+++ LISTING

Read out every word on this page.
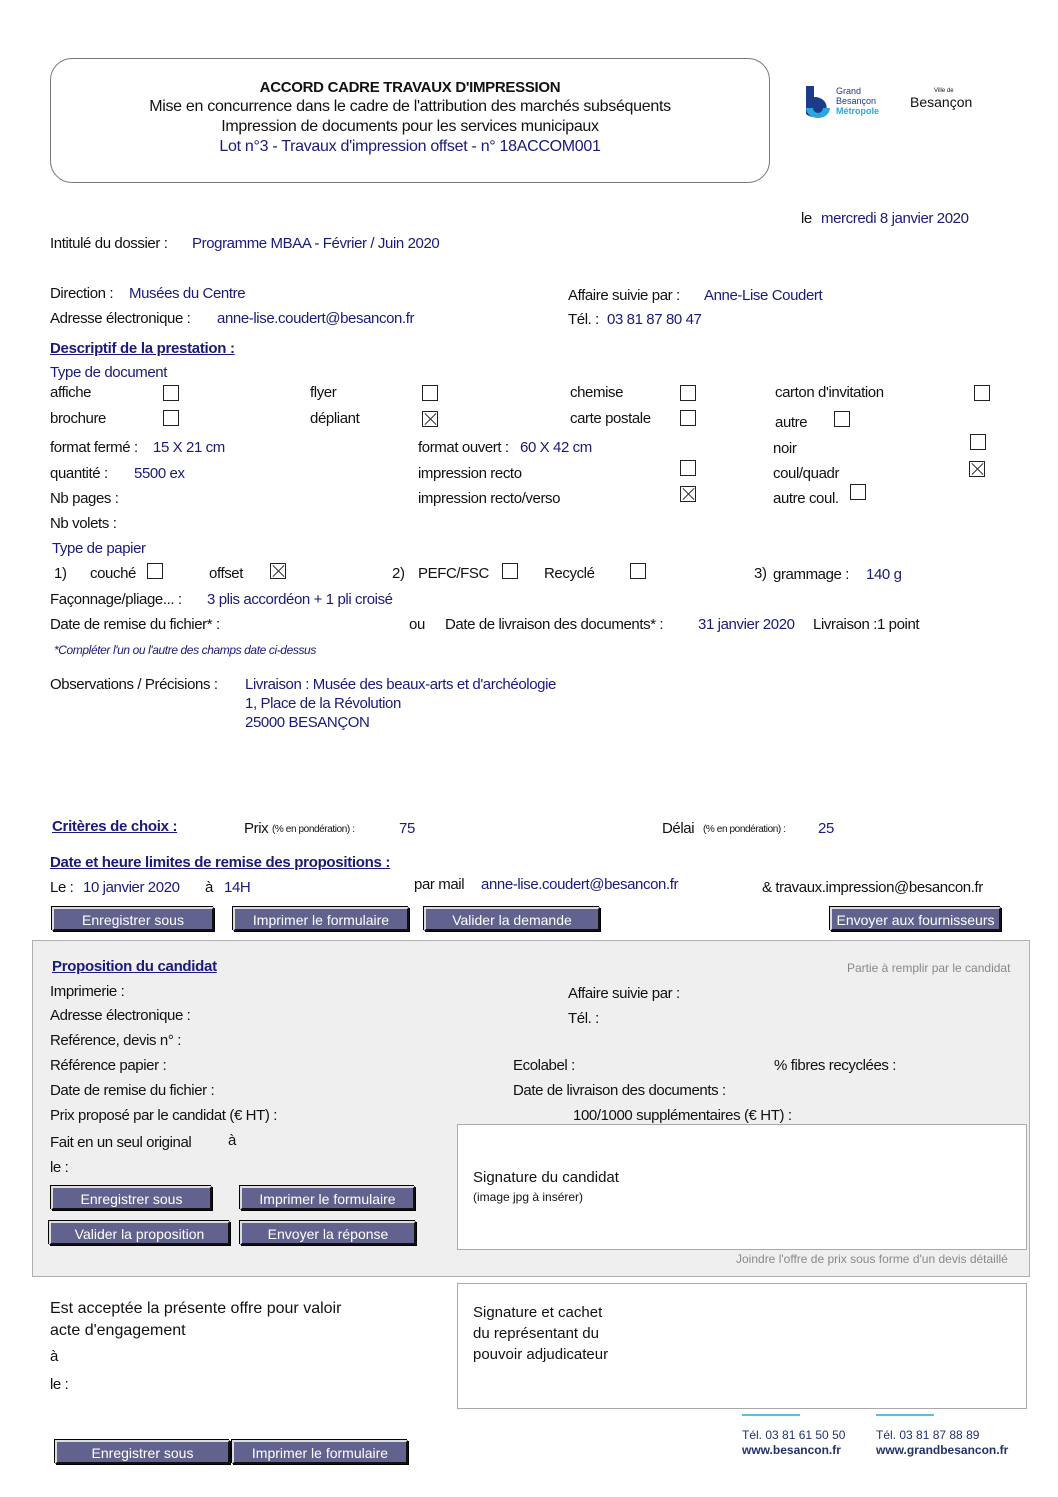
ACCORD CADRE TRAVAUX D'IMPRESSION
Mise en concurrence dans le cadre de l'attribution des marchés subséquents
Impression de documents pour les services municipaux
Lot n°3 - Travaux d'impression offset - n° 18ACCOM001
Grand
Besançon
Métropole
Ville de
Besançon
le mercredi 8 janvier 2020
Intitulé du dossier : Programme MBAA - Février / Juin 2020
Direction : Musées du Centre
Adresse électronique : anne-lise.coudert@besancon.fr
Affaire suivie par : Anne-Lise Coudert
Tél. : 03 81 87 80 47
Descriptif de la prestation :
Type de document
affiche	flyer	chemise	carton d'invitation
brochure	dépliant	carte postale	autre
format fermé : 15 X 21 cm	format ouvert : 60 X 42 cm	noir
quantité : 5500 ex	impression recto	coul/quadr
Nb pages :	impression recto/verso	autre coul.
Nb volets :
Type de papier
1) couché	offset	2) PEFC/FSC	Recyclé	3) grammage : 140 g
Façonnage/pliage... : 3 plis accordéon + 1 pli croisé
Date de remise du fichier* :	ou Date de livraison des documents* : 31 janvier 2020 Livraison :1 point
*Compléter l'un ou l'autre des champs date ci-dessus
Observations / Précisions : Livraison : Musée des beaux-arts et d'archéologie
1, Place de la Révolution
25000 BESANÇON
Critères de choix :	Prix (% en pondération) :	75	Délai (% en pondération) : 25
Date et heure limites de remise des propositions :
Le : 10 janvier 2020 à 14H	par mail anne-lise.coudert@besancon.fr	& travaux.impression@besancon.fr
Enregistrer sous	Imprimer le formulaire	Valider la demande	Envoyer aux fournisseurs
Proposition du candidat	Partie à remplir par le candidat
Imprimerie :	Affaire suivie par :
Adresse électronique :	Tél. :
Reférence, devis n° :
Référence papier :	Ecolabel :	% fibres recyclées :
Date de remise du fichier :	Date de livraison des documents :
Prix proposé par le candidat (€ HT) :	100/1000 supplémentaires (€ HT) :
Fait en un seul original à
le :
Signature du candidat
(image jpg à insérer)
Joindre l'offre de prix sous forme d'un devis détaillé
Enregistrer sous	Imprimer le formulaire
Valider la proposition	Envoyer la réponse
Est acceptée la présente offre pour valoir
acte d'engagement
à
le :
Signature et cachet
du représentant du
pouvoir adjudicateur
Enregistrer sous	Imprimer le formulaire
Tél. 03 81 61 50 50
www.besancon.fr
Tél. 03 81 87 88 89
www.grandbesancon.fr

++++++

# SHORT EXERCISE:
From the entries, copy out each line containing the word "pour".

# PROBLEM SOLUTION:
Impression de documents pour les services municipaux
Est acceptée la présente offre pour valoir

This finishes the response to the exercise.